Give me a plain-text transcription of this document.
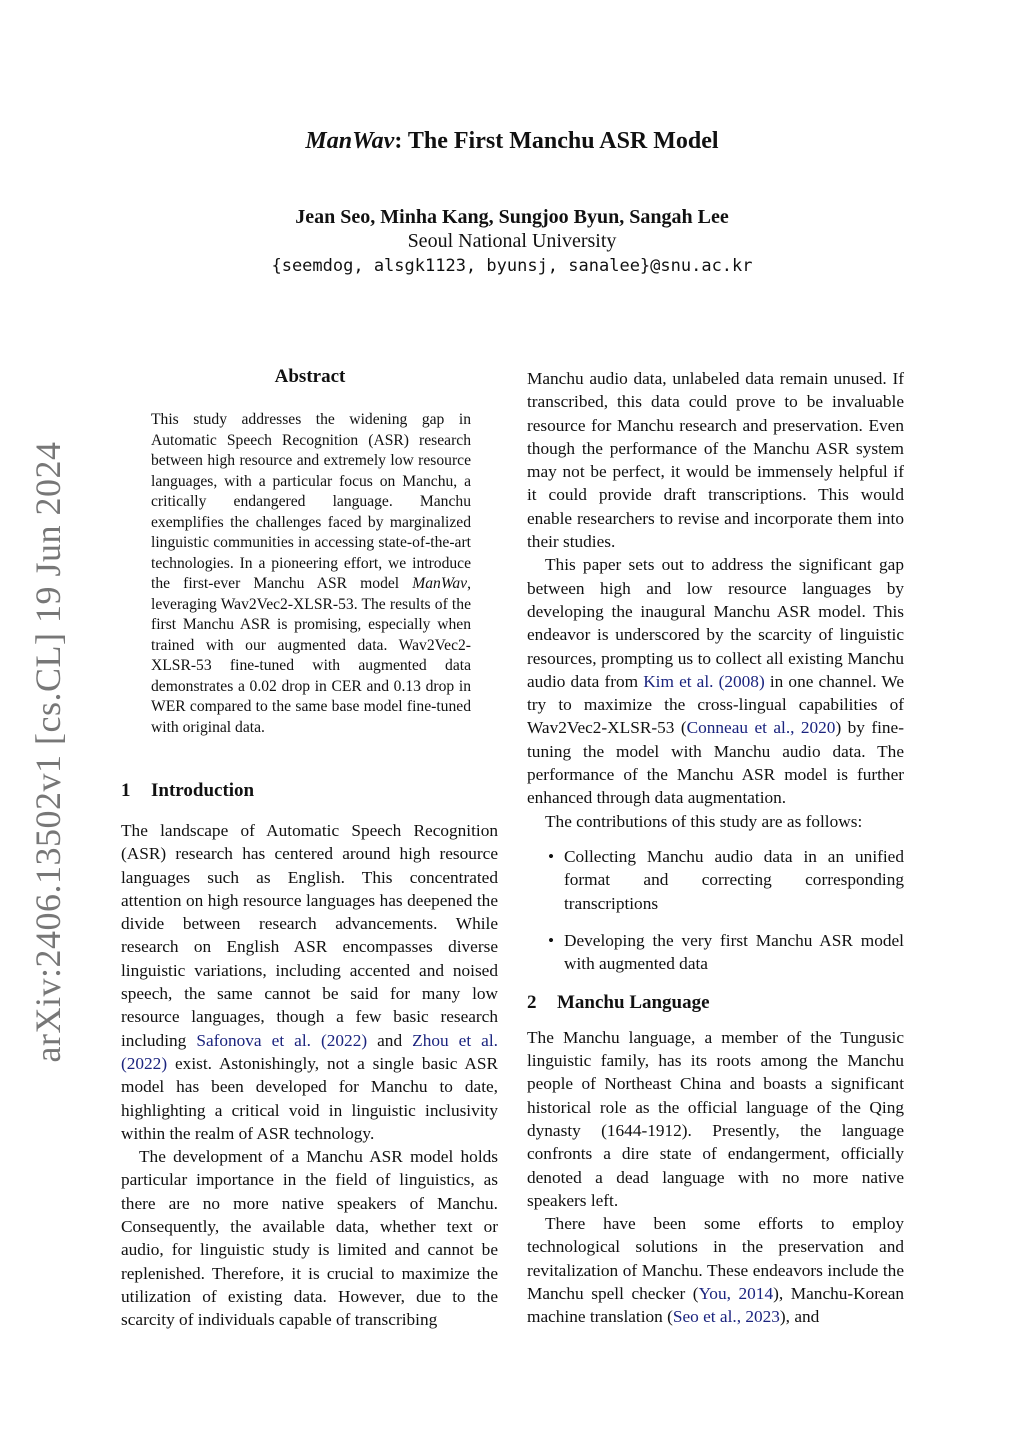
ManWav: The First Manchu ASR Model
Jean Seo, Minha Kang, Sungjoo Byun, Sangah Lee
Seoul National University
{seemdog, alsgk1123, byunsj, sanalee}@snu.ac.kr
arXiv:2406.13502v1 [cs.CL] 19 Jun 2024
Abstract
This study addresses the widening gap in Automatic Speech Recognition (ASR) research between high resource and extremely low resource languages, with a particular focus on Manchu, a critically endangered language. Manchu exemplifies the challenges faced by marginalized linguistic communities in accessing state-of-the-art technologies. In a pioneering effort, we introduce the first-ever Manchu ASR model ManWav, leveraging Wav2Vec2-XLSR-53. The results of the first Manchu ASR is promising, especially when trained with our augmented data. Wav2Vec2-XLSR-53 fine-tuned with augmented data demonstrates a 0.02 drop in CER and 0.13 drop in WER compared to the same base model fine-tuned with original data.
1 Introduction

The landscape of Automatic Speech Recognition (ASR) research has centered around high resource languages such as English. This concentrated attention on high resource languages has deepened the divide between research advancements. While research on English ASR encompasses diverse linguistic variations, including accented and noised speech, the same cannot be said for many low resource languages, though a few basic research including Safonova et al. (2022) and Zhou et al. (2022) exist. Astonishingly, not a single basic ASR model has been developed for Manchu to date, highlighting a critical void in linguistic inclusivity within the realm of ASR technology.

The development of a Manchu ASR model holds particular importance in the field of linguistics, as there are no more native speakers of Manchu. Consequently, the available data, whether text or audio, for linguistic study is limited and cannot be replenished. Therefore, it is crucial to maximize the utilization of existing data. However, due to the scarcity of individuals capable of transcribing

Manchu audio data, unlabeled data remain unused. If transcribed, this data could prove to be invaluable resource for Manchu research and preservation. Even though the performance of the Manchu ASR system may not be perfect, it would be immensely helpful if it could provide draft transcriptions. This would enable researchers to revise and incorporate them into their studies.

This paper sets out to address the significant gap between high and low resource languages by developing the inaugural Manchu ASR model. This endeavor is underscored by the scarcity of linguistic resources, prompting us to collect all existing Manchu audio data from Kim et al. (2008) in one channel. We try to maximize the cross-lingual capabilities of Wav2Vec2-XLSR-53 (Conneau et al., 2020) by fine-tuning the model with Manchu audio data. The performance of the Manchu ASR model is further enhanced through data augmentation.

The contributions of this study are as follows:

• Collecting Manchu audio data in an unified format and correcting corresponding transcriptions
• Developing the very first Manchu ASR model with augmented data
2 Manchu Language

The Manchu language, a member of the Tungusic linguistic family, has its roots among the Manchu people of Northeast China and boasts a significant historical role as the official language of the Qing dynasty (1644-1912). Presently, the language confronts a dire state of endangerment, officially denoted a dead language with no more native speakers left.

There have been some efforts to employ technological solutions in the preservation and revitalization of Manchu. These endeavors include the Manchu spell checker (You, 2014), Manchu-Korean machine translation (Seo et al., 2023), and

= = =

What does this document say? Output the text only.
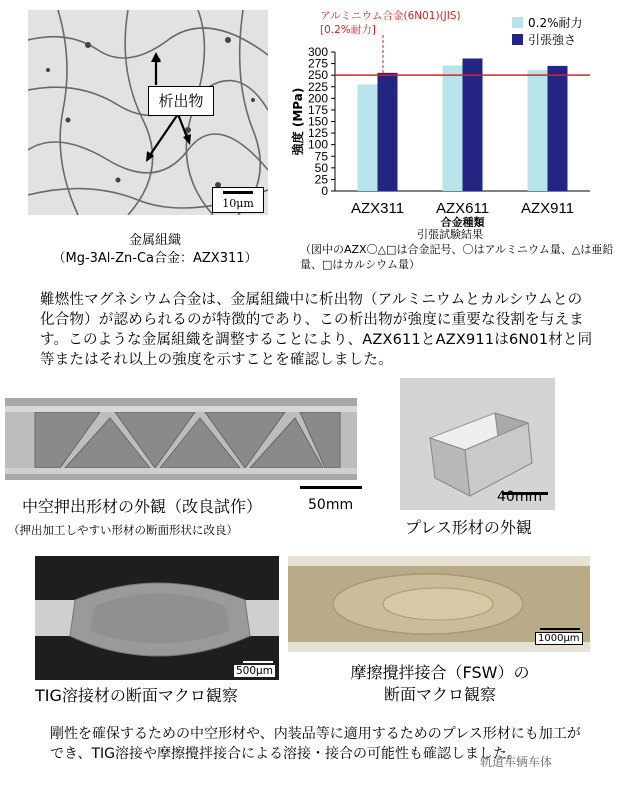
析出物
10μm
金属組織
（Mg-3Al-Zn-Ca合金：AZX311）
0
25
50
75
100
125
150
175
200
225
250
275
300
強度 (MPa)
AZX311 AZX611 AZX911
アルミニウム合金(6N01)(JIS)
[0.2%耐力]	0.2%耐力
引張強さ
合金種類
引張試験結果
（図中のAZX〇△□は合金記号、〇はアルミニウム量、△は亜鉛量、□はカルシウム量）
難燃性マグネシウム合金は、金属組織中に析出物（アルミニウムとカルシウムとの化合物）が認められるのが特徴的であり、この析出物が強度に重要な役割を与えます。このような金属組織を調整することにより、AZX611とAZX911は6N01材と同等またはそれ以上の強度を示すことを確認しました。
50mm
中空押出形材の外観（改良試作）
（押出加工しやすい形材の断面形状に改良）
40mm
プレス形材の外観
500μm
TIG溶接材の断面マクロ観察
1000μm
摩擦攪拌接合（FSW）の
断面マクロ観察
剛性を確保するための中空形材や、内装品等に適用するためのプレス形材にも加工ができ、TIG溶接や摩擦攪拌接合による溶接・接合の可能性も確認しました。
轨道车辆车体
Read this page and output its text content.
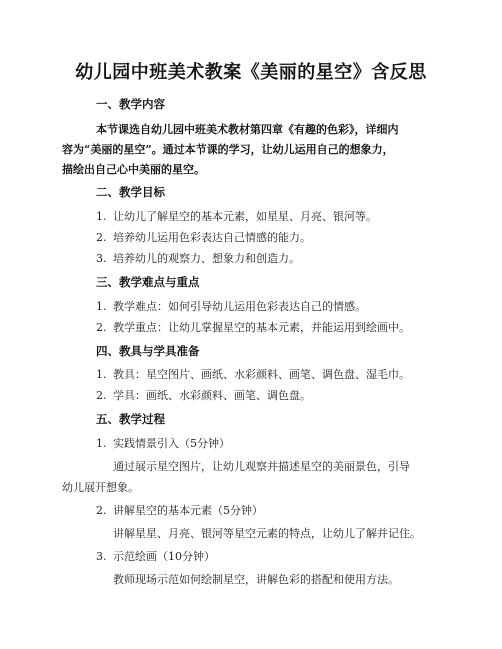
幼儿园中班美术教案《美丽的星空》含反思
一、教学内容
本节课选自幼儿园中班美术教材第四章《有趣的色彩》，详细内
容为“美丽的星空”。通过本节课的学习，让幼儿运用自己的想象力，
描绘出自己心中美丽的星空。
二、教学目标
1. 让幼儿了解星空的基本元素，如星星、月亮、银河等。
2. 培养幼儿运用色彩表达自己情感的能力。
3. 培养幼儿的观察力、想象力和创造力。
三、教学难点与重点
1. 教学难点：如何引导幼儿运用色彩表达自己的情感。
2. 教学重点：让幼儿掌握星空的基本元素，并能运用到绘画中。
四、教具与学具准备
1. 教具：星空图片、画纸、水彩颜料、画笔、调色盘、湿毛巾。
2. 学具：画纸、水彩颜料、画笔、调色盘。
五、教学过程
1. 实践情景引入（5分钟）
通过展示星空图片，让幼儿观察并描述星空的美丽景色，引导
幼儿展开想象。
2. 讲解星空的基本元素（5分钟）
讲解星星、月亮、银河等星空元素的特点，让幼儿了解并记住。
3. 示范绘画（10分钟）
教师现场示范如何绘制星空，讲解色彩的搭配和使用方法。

= = =

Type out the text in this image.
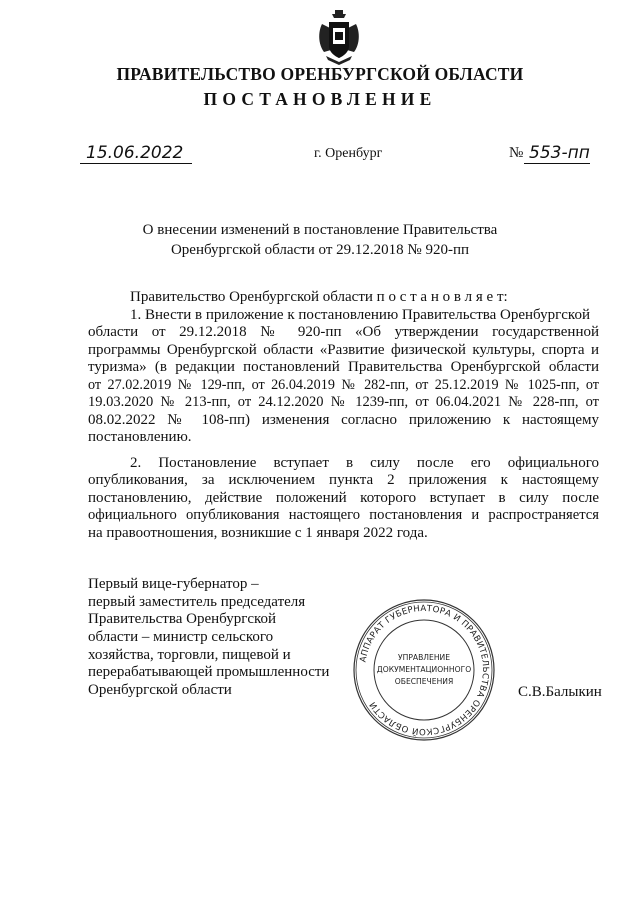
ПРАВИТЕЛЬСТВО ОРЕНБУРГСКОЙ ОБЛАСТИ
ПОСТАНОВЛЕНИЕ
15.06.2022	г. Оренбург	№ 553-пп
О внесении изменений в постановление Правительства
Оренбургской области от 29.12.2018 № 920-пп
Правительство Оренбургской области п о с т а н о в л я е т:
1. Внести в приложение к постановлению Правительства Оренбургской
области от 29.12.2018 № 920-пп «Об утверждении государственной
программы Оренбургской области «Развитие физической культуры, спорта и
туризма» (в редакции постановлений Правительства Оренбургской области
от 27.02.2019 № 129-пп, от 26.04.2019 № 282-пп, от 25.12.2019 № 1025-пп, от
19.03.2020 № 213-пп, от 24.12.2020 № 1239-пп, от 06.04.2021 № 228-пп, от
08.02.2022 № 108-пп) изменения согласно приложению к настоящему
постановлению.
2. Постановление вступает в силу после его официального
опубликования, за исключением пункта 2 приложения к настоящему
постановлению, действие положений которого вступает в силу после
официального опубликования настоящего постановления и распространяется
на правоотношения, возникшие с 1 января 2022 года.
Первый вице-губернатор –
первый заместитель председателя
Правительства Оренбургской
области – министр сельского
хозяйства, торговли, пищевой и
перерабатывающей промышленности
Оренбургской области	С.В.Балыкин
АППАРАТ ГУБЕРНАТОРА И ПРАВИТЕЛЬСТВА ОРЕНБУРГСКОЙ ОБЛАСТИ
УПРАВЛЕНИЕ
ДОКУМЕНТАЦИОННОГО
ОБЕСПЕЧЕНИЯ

= = =

= Aim of the exercise =
Report how many lines of the entries hold the string "native". Provide the number alone.

= Response to this task =
2